==== Data records ====

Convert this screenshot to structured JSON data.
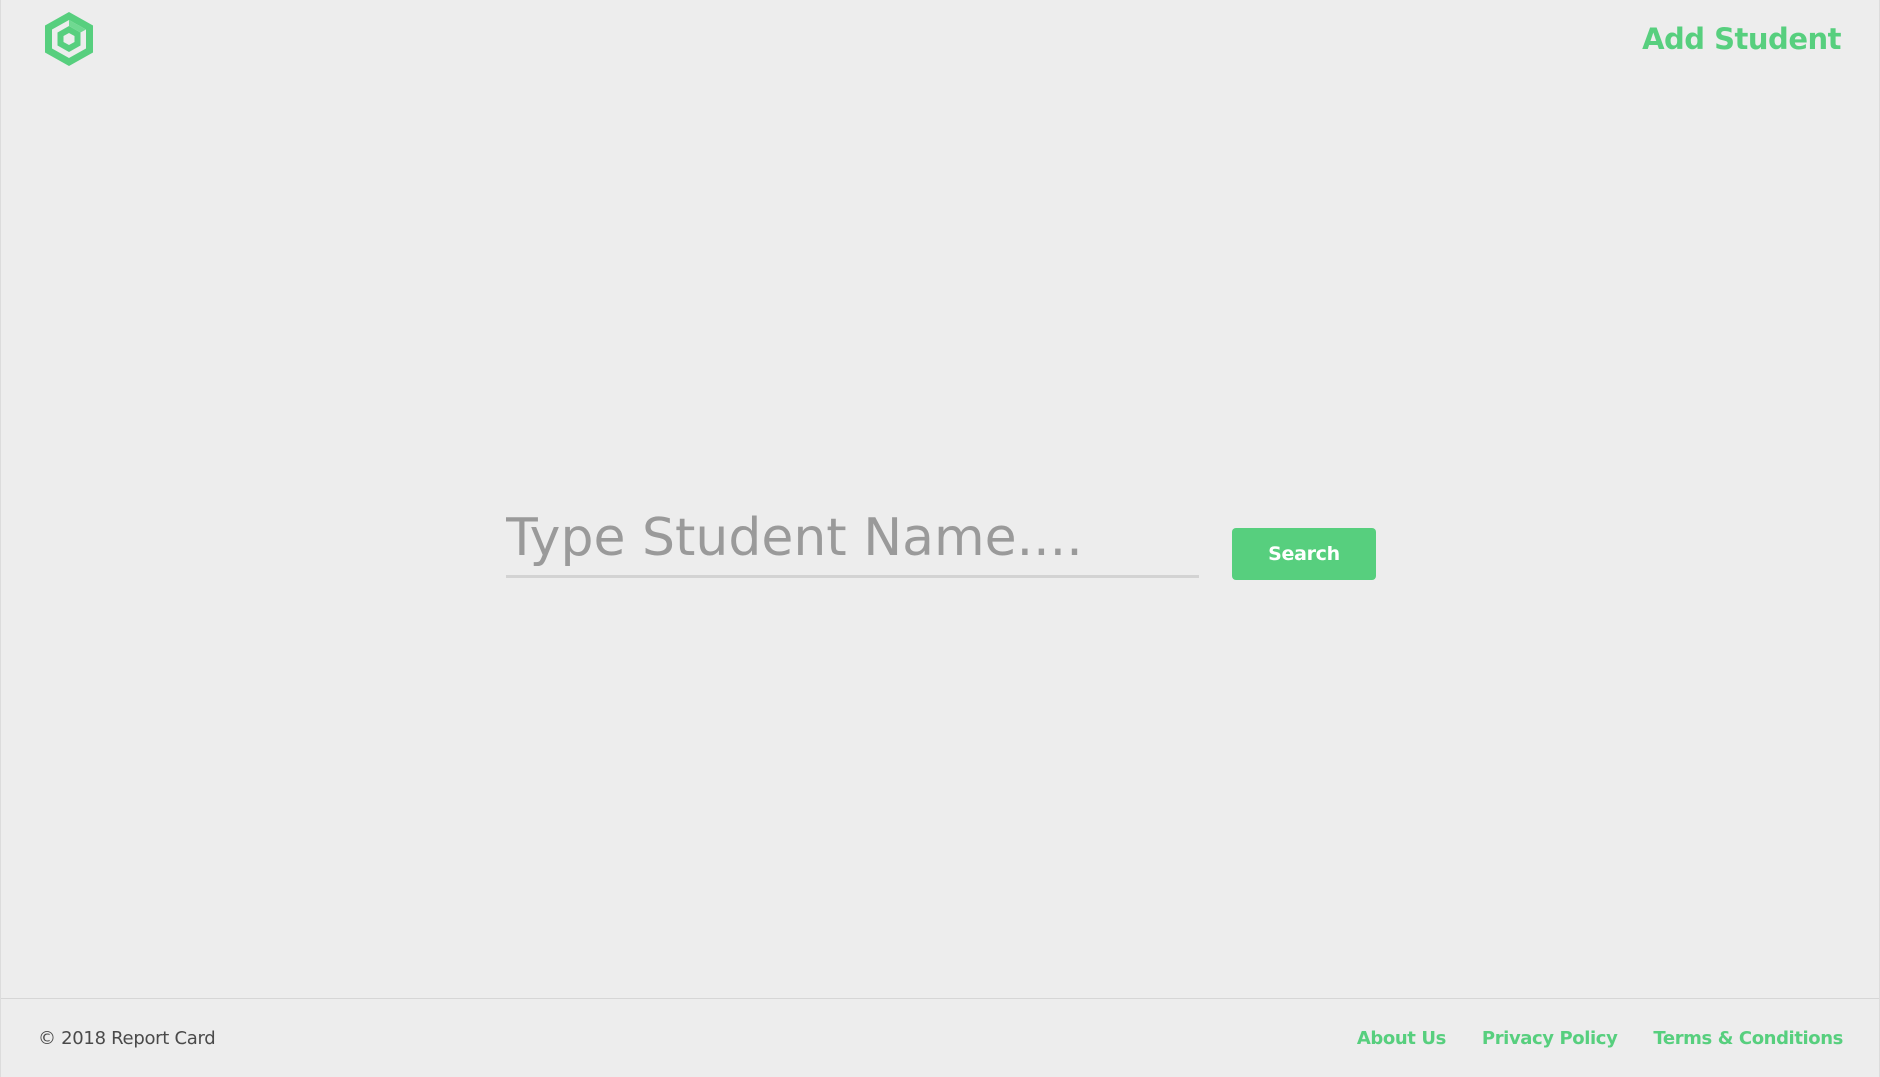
{
  "header": {
    "logo_icon": "hexagon-logo-icon",
    "add_student_label": "Add Student"
  },
  "search": {
    "placeholder": "Type Student Name....",
    "value": "",
    "button_label": "Search"
  },
  "footer": {
    "copyright": "© 2018 Report Card",
    "links": [
      {
        "label": "About Us"
      },
      {
        "label": "Privacy Policy"
      },
      {
        "label": "Terms & Conditions"
      }
    ]
  },
  "colors": {
    "accent": "#57cf7e",
    "background": "#ededed",
    "placeholder": "#9a9a9a",
    "text": "#4a4a4a"
  }
}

====

▸ Problem description
From the listing above, copy out each line where the word "placeholder" appears.

▸ Output for this exercise
    "placeholder": "Type Student Name....",
    "placeholder": "#9a9a9a",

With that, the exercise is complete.